Collected data entries:
☆ ☆ ☆
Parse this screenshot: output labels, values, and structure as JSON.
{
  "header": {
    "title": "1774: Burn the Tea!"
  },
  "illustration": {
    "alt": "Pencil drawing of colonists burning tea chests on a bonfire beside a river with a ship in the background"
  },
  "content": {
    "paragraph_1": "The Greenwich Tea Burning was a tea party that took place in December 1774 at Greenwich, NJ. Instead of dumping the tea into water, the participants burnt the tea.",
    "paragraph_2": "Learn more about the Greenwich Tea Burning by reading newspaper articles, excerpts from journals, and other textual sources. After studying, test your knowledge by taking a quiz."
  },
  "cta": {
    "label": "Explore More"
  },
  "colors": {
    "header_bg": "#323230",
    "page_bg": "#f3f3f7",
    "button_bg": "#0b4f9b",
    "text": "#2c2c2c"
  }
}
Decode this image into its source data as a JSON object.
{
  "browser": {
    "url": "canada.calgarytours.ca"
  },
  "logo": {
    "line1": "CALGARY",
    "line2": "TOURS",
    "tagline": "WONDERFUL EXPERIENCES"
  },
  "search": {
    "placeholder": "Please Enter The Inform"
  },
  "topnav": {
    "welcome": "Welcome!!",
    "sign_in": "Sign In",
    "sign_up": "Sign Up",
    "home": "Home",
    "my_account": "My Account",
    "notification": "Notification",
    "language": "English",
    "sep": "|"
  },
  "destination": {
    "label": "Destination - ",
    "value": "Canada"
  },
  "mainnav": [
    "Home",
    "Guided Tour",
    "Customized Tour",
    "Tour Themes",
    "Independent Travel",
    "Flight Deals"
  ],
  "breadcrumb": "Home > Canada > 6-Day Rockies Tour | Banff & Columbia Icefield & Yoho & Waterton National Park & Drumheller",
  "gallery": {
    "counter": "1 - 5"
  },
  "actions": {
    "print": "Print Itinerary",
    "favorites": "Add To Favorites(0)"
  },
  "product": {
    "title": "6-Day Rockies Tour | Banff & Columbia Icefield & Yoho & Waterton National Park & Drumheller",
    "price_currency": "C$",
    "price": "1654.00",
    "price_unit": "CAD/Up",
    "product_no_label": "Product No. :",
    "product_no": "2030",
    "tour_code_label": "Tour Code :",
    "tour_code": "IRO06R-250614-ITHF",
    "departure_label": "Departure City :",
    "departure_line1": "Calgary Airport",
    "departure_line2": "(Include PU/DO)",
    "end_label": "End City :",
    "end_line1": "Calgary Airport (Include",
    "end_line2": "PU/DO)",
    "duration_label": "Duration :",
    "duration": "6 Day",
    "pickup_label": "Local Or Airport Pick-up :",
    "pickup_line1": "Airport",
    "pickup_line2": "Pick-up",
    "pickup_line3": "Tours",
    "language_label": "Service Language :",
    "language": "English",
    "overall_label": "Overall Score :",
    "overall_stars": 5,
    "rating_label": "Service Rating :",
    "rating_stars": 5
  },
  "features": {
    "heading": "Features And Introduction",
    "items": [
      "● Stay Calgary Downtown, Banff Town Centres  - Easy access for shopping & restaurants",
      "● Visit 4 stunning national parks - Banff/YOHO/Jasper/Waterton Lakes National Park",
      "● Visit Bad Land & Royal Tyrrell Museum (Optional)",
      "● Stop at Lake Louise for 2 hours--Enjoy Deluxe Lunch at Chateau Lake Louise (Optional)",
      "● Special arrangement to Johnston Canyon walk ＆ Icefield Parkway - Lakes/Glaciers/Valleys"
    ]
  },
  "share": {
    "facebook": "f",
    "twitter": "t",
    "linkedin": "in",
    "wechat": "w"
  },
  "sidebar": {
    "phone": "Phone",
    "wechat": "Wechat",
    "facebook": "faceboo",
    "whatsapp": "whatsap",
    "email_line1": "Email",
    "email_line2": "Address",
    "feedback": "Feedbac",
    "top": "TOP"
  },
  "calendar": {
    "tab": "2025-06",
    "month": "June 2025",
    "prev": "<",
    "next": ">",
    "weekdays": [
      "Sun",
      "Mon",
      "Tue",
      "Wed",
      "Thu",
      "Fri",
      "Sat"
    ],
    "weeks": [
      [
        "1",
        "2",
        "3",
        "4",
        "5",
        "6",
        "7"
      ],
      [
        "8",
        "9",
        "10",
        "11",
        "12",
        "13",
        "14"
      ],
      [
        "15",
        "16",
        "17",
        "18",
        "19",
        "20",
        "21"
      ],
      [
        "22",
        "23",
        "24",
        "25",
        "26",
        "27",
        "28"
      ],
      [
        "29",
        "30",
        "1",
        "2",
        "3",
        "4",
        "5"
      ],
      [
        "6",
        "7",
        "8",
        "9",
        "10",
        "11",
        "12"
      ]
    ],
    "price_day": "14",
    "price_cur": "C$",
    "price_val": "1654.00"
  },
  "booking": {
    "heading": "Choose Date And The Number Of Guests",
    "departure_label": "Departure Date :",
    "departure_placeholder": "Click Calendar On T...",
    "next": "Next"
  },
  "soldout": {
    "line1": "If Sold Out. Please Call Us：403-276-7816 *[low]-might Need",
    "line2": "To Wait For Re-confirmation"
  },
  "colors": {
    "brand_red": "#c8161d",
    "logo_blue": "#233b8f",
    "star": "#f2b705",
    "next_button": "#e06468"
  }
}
☆ ☆ ☆
PROBLEM DETAILS:
Extract all of the data above and output it character for character.

ANSWER FOR THIS EXERCISE:
Parse this screenshot: output labels, values, and structure as JSON.
{
  "header": {
    "title": "1774: Burn the Tea!"
  },
  "illustration": {
    "alt": "Pencil drawing of colonists burning tea chests on a bonfire beside a river with a ship in the background"
  },
  "content": {
    "paragraph_1": "The Greenwich Tea Burning was a tea party that took place in December 1774 at Greenwich, NJ. Instead of dumping the tea into water, the participants burnt the tea.",
    "paragraph_2": "Learn more about the Greenwich Tea Burning by reading newspaper articles, excerpts from journals, and other textual sources. After studying, test your knowledge by taking a quiz."
  },
  "cta": {
    "label": "Explore More"
  },
  "colors": {
    "header_bg": "#323230",
    "page_bg": "#f3f3f7",
    "button_bg": "#0b4f9b",
    "text": "#2c2c2c"
  }
}
Decode this image into its source data as a JSON object.
{
  "browser": {
    "url": "canada.calgarytours.ca"
  },
  "logo": {
    "line1": "CALGARY",
    "line2": "TOURS",
    "tagline": "WONDERFUL EXPERIENCES"
  },
  "search": {
    "placeholder": "Please Enter The Inform"
  },
  "topnav": {
    "welcome": "Welcome!!",
    "sign_in": "Sign In",
    "sign_up": "Sign Up",
    "home": "Home",
    "my_account": "My Account",
    "notification": "Notification",
    "language": "English",
    "sep": "|"
  },
  "destination": {
    "label": "Destination - ",
    "value": "Canada"
  },
  "mainnav": [
    "Home",
    "Guided Tour",
    "Customized Tour",
    "Tour Themes",
    "Independent Travel",
    "Flight Deals"
  ],
  "breadcrumb": "Home > Canada > 6-Day Rockies Tour | Banff & Columbia Icefield & Yoho & Waterton National Park & Drumheller",
  "gallery": {
    "counter": "1 - 5"
  },
  "actions": {
    "print": "Print Itinerary",
    "favorites": "Add To Favorites(0)"
  },
  "product": {
    "title": "6-Day Rockies Tour | Banff & Columbia Icefield & Yoho & Waterton National Park & Drumheller",
    "price_currency": "C$",
    "price": "1654.00",
    "price_unit": "CAD/Up",
    "product_no_label": "Product No. :",
    "product_no": "2030",
    "tour_code_label": "Tour Code :",
    "tour_code": "IRO06R-250614-ITHF",
    "departure_label": "Departure City :",
    "departure_line1": "Calgary Airport",
    "departure_line2": "(Include PU/DO)",
    "end_label": "End City :",
    "end_line1": "Calgary Airport (Include",
    "end_line2": "PU/DO)",
    "duration_label": "Duration :",
    "duration": "6 Day",
    "pickup_label": "Local Or Airport Pick-up :",
    "pickup_line1": "Airport",
    "pickup_line2": "Pick-up",
    "pickup_line3": "Tours",
    "language_label": "Service Language :",
    "language": "English",
    "overall_label": "Overall Score :",
    "overall_stars": 5,
    "rating_label": "Service Rating :",
    "rating_stars": 5
  },
  "features": {
    "heading": "Features And Introduction",
    "items": [
      "● Stay Calgary Downtown, Banff Town Centres  - Easy access for shopping & restaurants",
      "● Visit 4 stunning national parks - Banff/YOHO/Jasper/Waterton Lakes National Park",
      "● Visit Bad Land & Royal Tyrrell Museum (Optional)",
      "● Stop at Lake Louise for 2 hours--Enjoy Deluxe Lunch at Chateau Lake Louise (Optional)",
      "● Special arrangement to Johnston Canyon walk ＆ Icefield Parkway - Lakes/Glaciers/Valleys"
    ]
  },
  "share": {
    "facebook": "f",
    "twitter": "t",
    "linkedin": "in",
    "wechat": "w"
  },
  "sidebar": {
    "phone": "Phone",
    "wechat": "Wechat",
    "facebook": "faceboo",
    "whatsapp": "whatsap",
    "email_line1": "Email",
    "email_line2": "Address",
    "feedback": "Feedbac",
    "top": "TOP"
  },
  "calendar": {
    "tab": "2025-06",
    "month": "June 2025",
    "prev": "<",
    "next": ">",
    "weekdays": [
      "Sun",
      "Mon",
      "Tue",
      "Wed",
      "Thu",
      "Fri",
      "Sat"
    ],
    "weeks": [
      [
        "1",
        "2",
        "3",
        "4",
        "5",
        "6",
        "7"
      ],
      [
        "8",
        "9",
        "10",
        "11",
        "12",
        "13",
        "14"
      ],
      [
        "15",
        "16",
        "17",
        "18",
        "19",
        "20",
        "21"
      ],
      [
        "22",
        "23",
        "24",
        "25",
        "26",
        "27",
        "28"
      ],
      [
        "29",
        "30",
        "1",
        "2",
        "3",
        "4",
        "5"
      ],
      [
        "6",
        "7",
        "8",
        "9",
        "10",
        "11",
        "12"
      ]
    ],
    "price_day": "14",
    "price_cur": "C$",
    "price_val": "1654.00"
  },
  "booking": {
    "heading": "Choose Date And The Number Of Guests",
    "departure_label": "Departure Date :",
    "departure_placeholder": "Click Calendar On T...",
    "next": "Next"
  },
  "soldout": {
    "line1": "If Sold Out. Please Call Us：403-276-7816 *[low]-might Need",
    "line2": "To Wait For Re-confirmation"
  },
  "colors": {
    "brand_red": "#c8161d",
    "logo_blue": "#233b8f",
    "star": "#f2b705",
    "next_button": "#e06468"
  }
}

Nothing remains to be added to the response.